[Collected data]
________________

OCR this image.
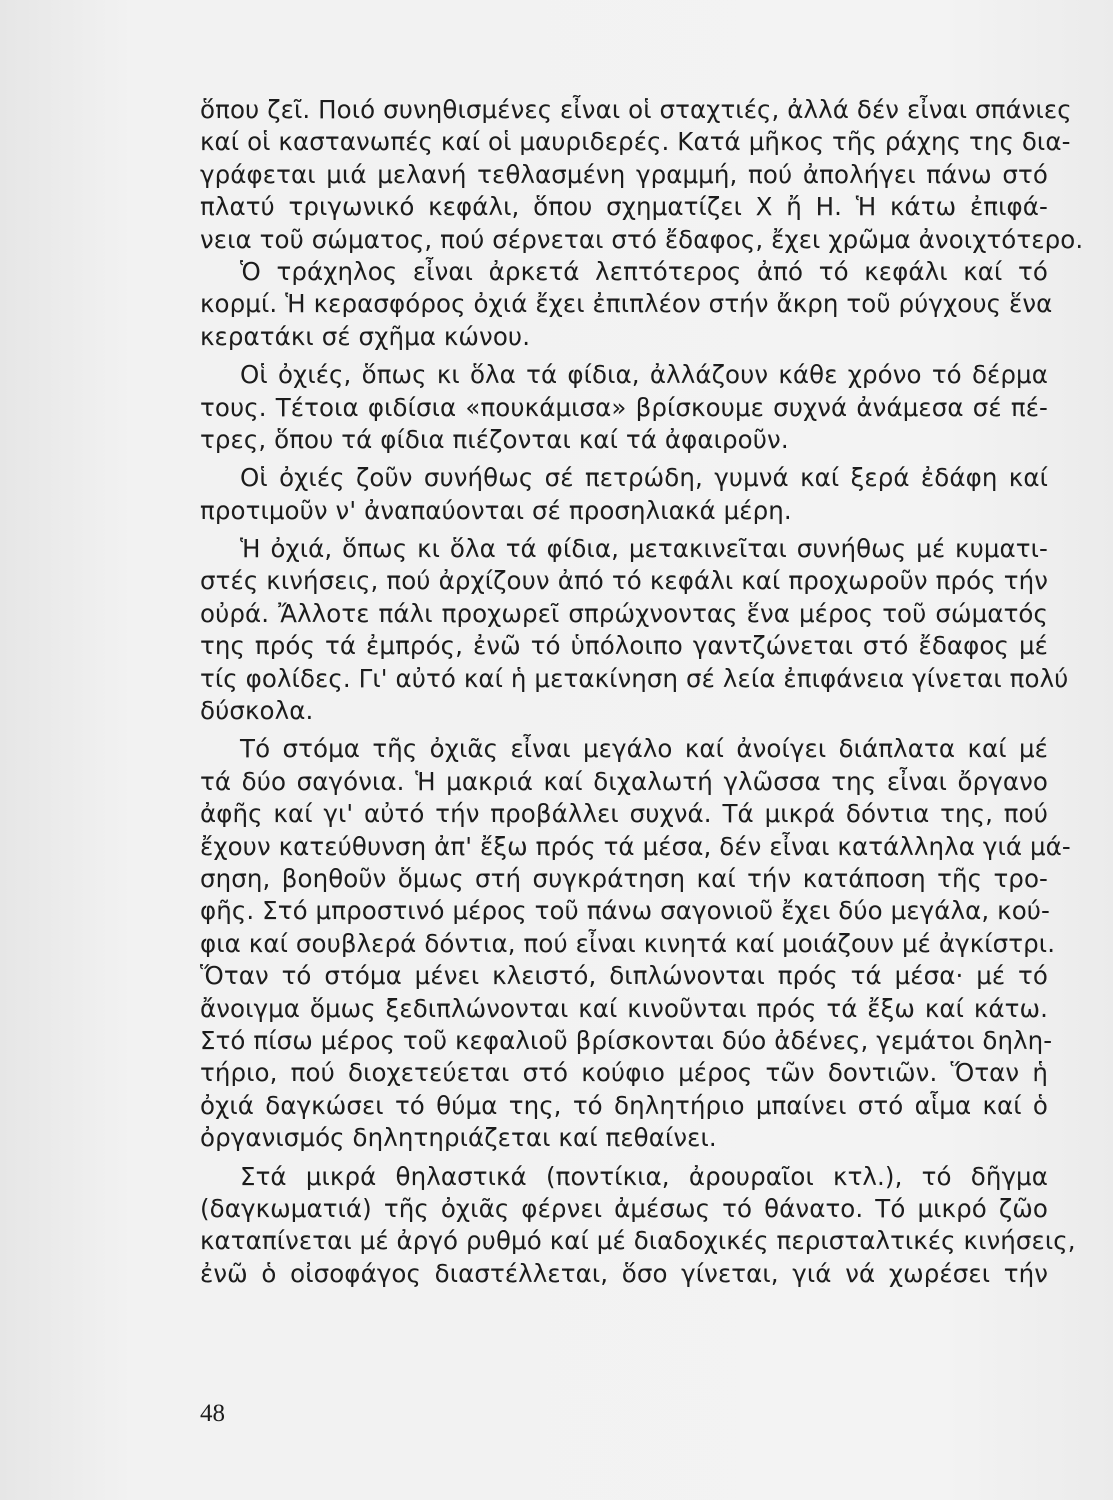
ὅπου ζεῖ. Ποιό συνηθισμένες εἶναι οἱ σταχτιές, ἀλλά δέν εἶναι σπάνιες
καί οἱ καστανωπές καί οἱ μαυριδερές. Κατά μῆκος τῆς ράχης της δια-
γράφεται μιά μελανή τεθλασμένη γραμμή, πού ἀπολήγει πάνω στό
πλατύ τριγωνικό κεφάλι, ὅπου σχηματίζει Χ ἤ Η. Ἡ κάτω ἐπιφά-
νεια τοῦ σώματος, πού σέρνεται στό ἔδαφος, ἔχει χρῶμα ἀνοιχτότερο.
Ὁ τράχηλος εἶναι ἀρκετά λεπτότερος ἀπό τό κεφάλι καί τό
κορμί. Ἡ κερασφόρος ὀχιά ἔχει ἐπιπλέον στήν ἄκρη τοῦ ρύγχους ἕνα
κερατάκι σέ σχῆμα κώνου.
Οἱ ὀχιές, ὅπως κι ὅλα τά φίδια, ἀλλάζουν κάθε χρόνο τό δέρμα
τους. Τέτοια φιδίσια «πουκάμισα» βρίσκουμε συχνά ἀνάμεσα σέ πέ-
τρες, ὅπου τά φίδια πιέζονται καί τά ἀφαιροῦν.
Οἱ ὀχιές ζοῦν συνήθως σέ πετρώδη, γυμνά καί ξερά ἐδάφη καί
προτιμοῦν ν' ἀναπαύονται σέ προσηλιακά μέρη.
Ἡ ὀχιά, ὅπως κι ὅλα τά φίδια, μετακινεῖται συνήθως μέ κυματι-
στές κινήσεις, πού ἀρχίζουν ἀπό τό κεφάλι καί προχωροῦν πρός τήν
οὐρά. Ἄλλοτε πάλι προχωρεῖ σπρώχνοντας ἕνα μέρος τοῦ σώματός
της πρός τά ἐμπρός, ἐνῶ τό ὑπόλοιπο γαντζώνεται στό ἔδαφος μέ
τίς φολίδες. Γι' αὐτό καί ἡ μετακίνηση σέ λεία ἐπιφάνεια γίνεται πολύ
δύσκολα.
Τό στόμα τῆς ὀχιᾶς εἶναι μεγάλο καί ἀνοίγει διάπλατα καί μέ
τά δύο σαγόνια. Ἡ μακριά καί διχαλωτή γλῶσσα της εἶναι ὄργανο
ἀφῆς καί γι' αὐτό τήν προβάλλει συχνά. Τά μικρά δόντια της, πού
ἔχουν κατεύθυνση ἀπ' ἔξω πρός τά μέσα, δέν εἶναι κατάλληλα γιά μά-
σηση, βοηθοῦν ὅμως στή συγκράτηση καί τήν κατάποση τῆς τρο-
φῆς. Στό μπροστινό μέρος τοῦ πάνω σαγονιοῦ ἔχει δύο μεγάλα, κού-
φια καί σουβλερά δόντια, πού εἶναι κινητά καί μοιάζουν μέ ἀγκίστρι.
Ὅταν τό στόμα μένει κλειστό, διπλώνονται πρός τά μέσα· μέ τό
ἄνοιγμα ὅμως ξεδιπλώνονται καί κινοῦνται πρός τά ἔξω καί κάτω.
Στό πίσω μέρος τοῦ κεφαλιοῦ βρίσκονται δύο ἀδένες, γεμάτοι δηλη-
τήριο, πού διοχετεύεται στό κούφιο μέρος τῶν δοντιῶν. Ὅταν ἡ
ὀχιά δαγκώσει τό θύμα της, τό δηλητήριο μπαίνει στό αἷμα καί ὁ
ὀργανισμός δηλητηριάζεται καί πεθαίνει.
Στά μικρά θηλαστικά (ποντίκια, ἀρουραῖοι κτλ.), τό δῆγμα
(δαγκωματιά) τῆς ὀχιᾶς φέρνει ἀμέσως τό θάνατο. Τό μικρό ζῶο
καταπίνεται μέ ἀργό ρυθμό καί μέ διαδοχικές περισταλτικές κινήσεις,
ἐνῶ ὁ οἰσοφάγος διαστέλλεται, ὅσο γίνεται, γιά νά χωρέσει τήν
48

________________

▸ Exercise brief:
The records above must be printed exactly; the pictures stay out.

▸ Result of this task:
OCR this image.
ὅπου ζεῖ. Ποιό συνηθισμένες εἶναι οἱ σταχτιές, ἀλλά δέν εἶναι σπάνιες
καί οἱ καστανωπές καί οἱ μαυριδερές. Κατά μῆκος τῆς ράχης της δια-
γράφεται μιά μελανή τεθλασμένη γραμμή, πού ἀπολήγει πάνω στό
πλατύ τριγωνικό κεφάλι, ὅπου σχηματίζει Χ ἤ Η. Ἡ κάτω ἐπιφά-
νεια τοῦ σώματος, πού σέρνεται στό ἔδαφος, ἔχει χρῶμα ἀνοιχτότερο.
Ὁ τράχηλος εἶναι ἀρκετά λεπτότερος ἀπό τό κεφάλι καί τό
κορμί. Ἡ κερασφόρος ὀχιά ἔχει ἐπιπλέον στήν ἄκρη τοῦ ρύγχους ἕνα
κερατάκι σέ σχῆμα κώνου.
Οἱ ὀχιές, ὅπως κι ὅλα τά φίδια, ἀλλάζουν κάθε χρόνο τό δέρμα
τους. Τέτοια φιδίσια «πουκάμισα» βρίσκουμε συχνά ἀνάμεσα σέ πέ-
τρες, ὅπου τά φίδια πιέζονται καί τά ἀφαιροῦν.
Οἱ ὀχιές ζοῦν συνήθως σέ πετρώδη, γυμνά καί ξερά ἐδάφη καί
προτιμοῦν ν' ἀναπαύονται σέ προσηλιακά μέρη.
Ἡ ὀχιά, ὅπως κι ὅλα τά φίδια, μετακινεῖται συνήθως μέ κυματι-
στές κινήσεις, πού ἀρχίζουν ἀπό τό κεφάλι καί προχωροῦν πρός τήν
οὐρά. Ἄλλοτε πάλι προχωρεῖ σπρώχνοντας ἕνα μέρος τοῦ σώματός
της πρός τά ἐμπρός, ἐνῶ τό ὑπόλοιπο γαντζώνεται στό ἔδαφος μέ
τίς φολίδες. Γι' αὐτό καί ἡ μετακίνηση σέ λεία ἐπιφάνεια γίνεται πολύ
δύσκολα.
Τό στόμα τῆς ὀχιᾶς εἶναι μεγάλο καί ἀνοίγει διάπλατα καί μέ
τά δύο σαγόνια. Ἡ μακριά καί διχαλωτή γλῶσσα της εἶναι ὄργανο
ἀφῆς καί γι' αὐτό τήν προβάλλει συχνά. Τά μικρά δόντια της, πού
ἔχουν κατεύθυνση ἀπ' ἔξω πρός τά μέσα, δέν εἶναι κατάλληλα γιά μά-
σηση, βοηθοῦν ὅμως στή συγκράτηση καί τήν κατάποση τῆς τρο-
φῆς. Στό μπροστινό μέρος τοῦ πάνω σαγονιοῦ ἔχει δύο μεγάλα, κού-
φια καί σουβλερά δόντια, πού εἶναι κινητά καί μοιάζουν μέ ἀγκίστρι.
Ὅταν τό στόμα μένει κλειστό, διπλώνονται πρός τά μέσα· μέ τό
ἄνοιγμα ὅμως ξεδιπλώνονται καί κινοῦνται πρός τά ἔξω καί κάτω.
Στό πίσω μέρος τοῦ κεφαλιοῦ βρίσκονται δύο ἀδένες, γεμάτοι δηλη-
τήριο, πού διοχετεύεται στό κούφιο μέρος τῶν δοντιῶν. Ὅταν ἡ
ὀχιά δαγκώσει τό θύμα της, τό δηλητήριο μπαίνει στό αἷμα καί ὁ
ὀργανισμός δηλητηριάζεται καί πεθαίνει.
Στά μικρά θηλαστικά (ποντίκια, ἀρουραῖοι κτλ.), τό δῆγμα
(δαγκωματιά) τῆς ὀχιᾶς φέρνει ἀμέσως τό θάνατο. Τό μικρό ζῶο
καταπίνεται μέ ἀργό ρυθμό καί μέ διαδοχικές περισταλτικές κινήσεις,
ἐνῶ ὁ οἰσοφάγος διαστέλλεται, ὅσο γίνεται, γιά νά χωρέσει τήν
48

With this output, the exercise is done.